Job: Show every line in the entries below where the word "maio" appears.

== Supplied records

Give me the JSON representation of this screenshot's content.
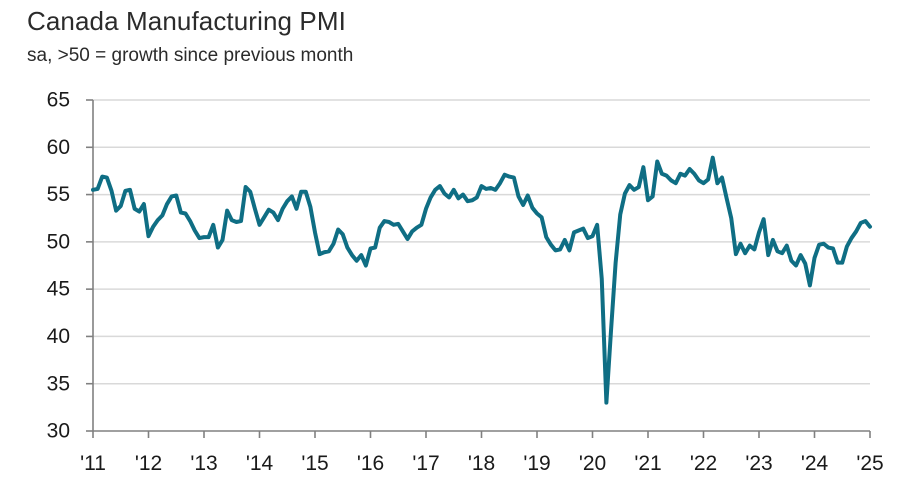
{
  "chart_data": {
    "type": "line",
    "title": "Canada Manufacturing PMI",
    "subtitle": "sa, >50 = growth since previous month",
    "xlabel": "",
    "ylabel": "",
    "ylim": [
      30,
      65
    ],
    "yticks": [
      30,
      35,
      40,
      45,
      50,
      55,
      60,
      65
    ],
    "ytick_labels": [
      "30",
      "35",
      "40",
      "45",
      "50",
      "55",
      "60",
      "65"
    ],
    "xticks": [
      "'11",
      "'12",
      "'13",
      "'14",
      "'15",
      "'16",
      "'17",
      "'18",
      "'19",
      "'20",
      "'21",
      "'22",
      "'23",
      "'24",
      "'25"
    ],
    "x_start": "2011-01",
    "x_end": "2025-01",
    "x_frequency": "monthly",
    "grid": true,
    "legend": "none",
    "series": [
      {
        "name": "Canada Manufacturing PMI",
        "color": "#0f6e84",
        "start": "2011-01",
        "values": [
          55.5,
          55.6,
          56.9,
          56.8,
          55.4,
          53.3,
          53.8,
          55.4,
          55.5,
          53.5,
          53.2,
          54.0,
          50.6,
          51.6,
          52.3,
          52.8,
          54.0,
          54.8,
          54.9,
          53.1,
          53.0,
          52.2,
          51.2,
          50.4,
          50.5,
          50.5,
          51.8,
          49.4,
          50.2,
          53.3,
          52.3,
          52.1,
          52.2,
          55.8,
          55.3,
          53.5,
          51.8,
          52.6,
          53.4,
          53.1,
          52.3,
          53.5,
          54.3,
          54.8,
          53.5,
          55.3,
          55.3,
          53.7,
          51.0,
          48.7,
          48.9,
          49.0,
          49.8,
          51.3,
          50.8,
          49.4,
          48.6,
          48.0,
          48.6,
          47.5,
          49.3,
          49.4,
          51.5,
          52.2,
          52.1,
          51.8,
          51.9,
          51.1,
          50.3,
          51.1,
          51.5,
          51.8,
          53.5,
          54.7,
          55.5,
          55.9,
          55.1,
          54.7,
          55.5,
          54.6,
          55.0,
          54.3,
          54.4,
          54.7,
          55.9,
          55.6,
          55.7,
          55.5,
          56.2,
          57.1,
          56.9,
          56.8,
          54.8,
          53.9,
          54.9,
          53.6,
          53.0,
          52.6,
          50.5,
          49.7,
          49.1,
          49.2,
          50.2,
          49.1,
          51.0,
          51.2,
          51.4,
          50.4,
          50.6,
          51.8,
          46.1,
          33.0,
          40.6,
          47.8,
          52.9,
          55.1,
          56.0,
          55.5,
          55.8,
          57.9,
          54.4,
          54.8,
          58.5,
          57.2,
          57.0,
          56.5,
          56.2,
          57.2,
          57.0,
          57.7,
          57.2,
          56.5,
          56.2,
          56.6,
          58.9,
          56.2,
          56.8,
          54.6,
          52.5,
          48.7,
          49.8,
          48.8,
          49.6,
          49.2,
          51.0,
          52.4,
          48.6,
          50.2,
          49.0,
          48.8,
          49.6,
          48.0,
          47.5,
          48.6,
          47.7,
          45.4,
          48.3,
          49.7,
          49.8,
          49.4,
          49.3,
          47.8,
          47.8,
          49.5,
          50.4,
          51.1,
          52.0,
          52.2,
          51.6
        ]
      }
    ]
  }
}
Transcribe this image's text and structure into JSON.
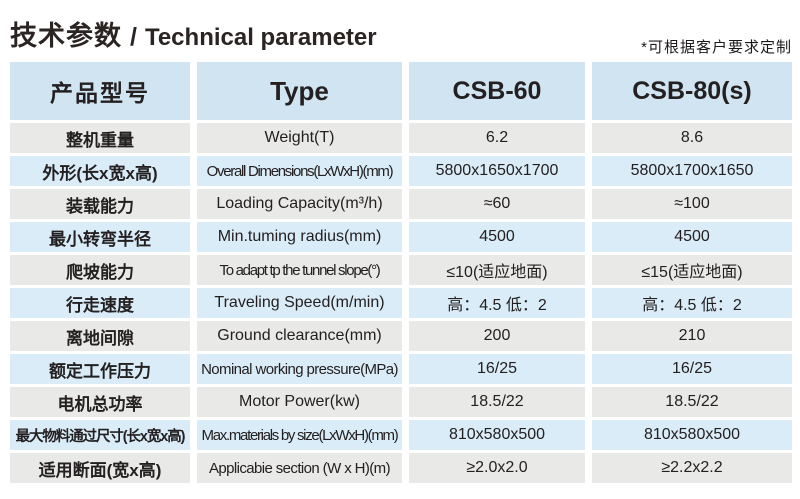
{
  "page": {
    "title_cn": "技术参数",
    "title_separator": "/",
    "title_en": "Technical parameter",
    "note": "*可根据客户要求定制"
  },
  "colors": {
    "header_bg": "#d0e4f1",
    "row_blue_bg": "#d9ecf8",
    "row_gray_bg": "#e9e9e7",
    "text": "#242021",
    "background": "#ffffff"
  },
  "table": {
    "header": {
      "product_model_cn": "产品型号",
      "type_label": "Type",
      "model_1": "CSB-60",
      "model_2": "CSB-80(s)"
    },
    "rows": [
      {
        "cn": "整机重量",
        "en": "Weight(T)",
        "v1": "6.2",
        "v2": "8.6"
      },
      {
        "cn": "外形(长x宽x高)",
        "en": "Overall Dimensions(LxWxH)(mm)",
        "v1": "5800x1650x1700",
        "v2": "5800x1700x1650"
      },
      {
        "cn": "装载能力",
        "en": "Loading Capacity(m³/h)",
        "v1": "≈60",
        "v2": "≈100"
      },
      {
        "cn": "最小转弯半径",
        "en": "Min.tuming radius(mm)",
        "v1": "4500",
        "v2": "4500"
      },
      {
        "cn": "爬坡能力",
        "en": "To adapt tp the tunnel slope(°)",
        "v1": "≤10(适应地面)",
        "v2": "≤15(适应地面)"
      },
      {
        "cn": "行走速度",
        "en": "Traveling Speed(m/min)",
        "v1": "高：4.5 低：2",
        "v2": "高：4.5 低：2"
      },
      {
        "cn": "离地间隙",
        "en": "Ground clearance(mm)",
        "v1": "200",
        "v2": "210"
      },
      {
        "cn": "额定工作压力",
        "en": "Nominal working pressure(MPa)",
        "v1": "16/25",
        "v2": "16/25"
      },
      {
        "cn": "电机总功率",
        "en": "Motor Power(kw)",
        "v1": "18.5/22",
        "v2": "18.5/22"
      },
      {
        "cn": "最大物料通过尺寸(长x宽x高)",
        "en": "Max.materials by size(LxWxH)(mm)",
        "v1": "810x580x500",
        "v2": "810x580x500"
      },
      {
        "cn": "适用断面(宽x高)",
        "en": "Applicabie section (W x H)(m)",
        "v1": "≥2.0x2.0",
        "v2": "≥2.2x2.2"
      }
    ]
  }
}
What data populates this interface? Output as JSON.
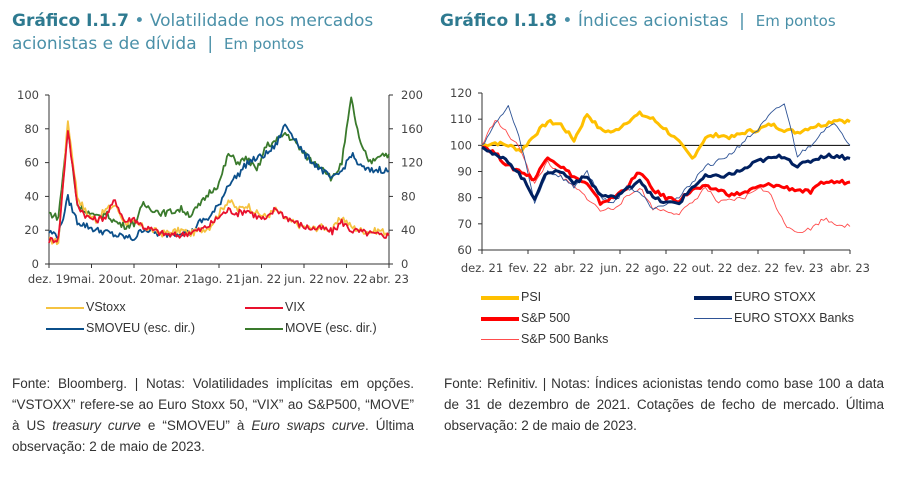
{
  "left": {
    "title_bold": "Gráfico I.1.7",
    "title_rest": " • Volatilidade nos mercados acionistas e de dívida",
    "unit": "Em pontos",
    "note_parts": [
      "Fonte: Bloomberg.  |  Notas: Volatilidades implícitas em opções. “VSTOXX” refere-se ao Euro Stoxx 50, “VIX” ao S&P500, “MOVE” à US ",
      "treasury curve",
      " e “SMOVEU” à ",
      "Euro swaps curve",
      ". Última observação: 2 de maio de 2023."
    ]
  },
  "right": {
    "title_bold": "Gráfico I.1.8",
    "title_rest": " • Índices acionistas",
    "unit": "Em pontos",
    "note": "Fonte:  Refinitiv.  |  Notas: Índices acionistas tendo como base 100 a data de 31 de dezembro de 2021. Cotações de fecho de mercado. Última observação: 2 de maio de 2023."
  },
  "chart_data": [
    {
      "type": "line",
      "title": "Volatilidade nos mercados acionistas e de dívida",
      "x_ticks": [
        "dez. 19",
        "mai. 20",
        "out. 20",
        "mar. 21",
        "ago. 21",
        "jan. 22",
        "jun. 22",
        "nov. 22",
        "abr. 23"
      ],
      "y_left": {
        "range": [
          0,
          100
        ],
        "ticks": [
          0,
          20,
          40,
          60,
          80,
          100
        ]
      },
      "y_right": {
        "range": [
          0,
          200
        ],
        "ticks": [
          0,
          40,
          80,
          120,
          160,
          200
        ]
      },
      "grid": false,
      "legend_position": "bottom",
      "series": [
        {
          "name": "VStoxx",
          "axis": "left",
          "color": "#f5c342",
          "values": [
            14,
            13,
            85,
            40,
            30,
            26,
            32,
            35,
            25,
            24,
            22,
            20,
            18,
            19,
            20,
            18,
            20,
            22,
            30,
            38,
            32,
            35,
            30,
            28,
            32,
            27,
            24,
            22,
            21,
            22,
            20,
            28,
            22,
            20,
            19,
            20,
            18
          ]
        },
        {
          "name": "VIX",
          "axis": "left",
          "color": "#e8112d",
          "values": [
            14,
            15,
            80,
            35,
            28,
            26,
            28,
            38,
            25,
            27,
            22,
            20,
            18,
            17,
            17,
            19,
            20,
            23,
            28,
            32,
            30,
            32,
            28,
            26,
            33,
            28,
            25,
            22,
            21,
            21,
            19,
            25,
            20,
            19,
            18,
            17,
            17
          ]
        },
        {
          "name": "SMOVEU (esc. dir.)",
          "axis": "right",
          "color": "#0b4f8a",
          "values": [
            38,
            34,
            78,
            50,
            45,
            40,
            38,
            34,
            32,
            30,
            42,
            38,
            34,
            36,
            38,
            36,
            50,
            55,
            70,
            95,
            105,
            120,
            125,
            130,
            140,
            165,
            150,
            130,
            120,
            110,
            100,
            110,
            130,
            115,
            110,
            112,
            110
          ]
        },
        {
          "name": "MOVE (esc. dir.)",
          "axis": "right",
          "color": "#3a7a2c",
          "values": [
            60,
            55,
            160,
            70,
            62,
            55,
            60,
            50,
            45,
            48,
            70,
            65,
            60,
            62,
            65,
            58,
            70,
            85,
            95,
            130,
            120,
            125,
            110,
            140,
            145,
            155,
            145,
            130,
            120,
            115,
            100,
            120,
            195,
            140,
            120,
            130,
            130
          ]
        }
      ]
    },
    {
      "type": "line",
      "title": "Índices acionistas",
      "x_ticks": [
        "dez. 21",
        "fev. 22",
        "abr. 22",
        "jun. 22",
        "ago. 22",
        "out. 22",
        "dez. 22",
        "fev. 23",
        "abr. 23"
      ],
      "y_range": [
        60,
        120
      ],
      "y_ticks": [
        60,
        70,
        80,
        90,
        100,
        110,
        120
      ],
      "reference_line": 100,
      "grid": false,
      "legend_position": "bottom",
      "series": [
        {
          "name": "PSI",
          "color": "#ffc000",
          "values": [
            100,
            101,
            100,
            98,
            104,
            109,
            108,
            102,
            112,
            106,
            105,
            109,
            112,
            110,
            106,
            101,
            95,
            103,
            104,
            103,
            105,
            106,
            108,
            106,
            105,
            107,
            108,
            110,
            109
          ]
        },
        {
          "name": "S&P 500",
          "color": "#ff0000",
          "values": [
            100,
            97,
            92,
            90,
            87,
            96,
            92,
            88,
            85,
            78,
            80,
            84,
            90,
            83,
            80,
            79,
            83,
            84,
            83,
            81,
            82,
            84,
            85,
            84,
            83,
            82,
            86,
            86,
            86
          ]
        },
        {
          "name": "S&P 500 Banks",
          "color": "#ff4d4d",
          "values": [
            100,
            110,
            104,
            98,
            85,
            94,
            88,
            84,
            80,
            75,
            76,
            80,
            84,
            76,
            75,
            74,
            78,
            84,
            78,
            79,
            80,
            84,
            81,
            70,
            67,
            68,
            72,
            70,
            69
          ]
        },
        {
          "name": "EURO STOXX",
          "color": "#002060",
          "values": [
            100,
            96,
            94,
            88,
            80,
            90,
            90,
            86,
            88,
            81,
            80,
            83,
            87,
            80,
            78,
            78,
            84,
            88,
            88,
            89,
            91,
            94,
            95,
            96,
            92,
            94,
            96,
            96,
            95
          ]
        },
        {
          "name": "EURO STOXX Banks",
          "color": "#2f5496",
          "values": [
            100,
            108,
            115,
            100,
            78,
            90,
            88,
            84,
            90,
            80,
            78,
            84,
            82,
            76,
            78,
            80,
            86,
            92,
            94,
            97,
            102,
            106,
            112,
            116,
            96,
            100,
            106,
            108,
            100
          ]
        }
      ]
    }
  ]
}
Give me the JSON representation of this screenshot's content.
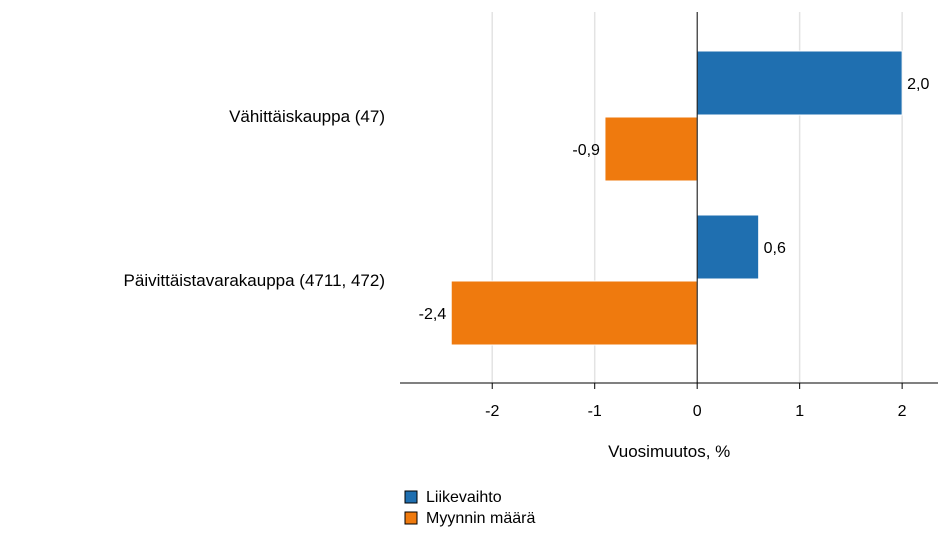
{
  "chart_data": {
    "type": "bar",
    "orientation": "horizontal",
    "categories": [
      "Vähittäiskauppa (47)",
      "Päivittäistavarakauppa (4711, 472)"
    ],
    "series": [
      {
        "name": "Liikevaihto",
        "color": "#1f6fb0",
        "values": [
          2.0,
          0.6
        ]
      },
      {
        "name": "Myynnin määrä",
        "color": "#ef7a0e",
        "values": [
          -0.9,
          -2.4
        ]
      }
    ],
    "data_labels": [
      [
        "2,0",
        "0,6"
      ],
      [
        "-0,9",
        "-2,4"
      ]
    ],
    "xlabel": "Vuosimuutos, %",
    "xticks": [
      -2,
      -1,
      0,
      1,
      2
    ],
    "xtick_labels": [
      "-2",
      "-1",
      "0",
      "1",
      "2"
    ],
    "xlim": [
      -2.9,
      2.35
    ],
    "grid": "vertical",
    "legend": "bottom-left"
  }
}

====

Solution to the exercise:
      ". Última observação: 2 de maio de 2023."
    "note": "Fonte:  Refinitiv.  |  Notas: Índices acionistas tendo como base 100 a data de 31 de dezembro de 2021. Cotações de fecho de mercado. Última observação: 2 de maio de 2023."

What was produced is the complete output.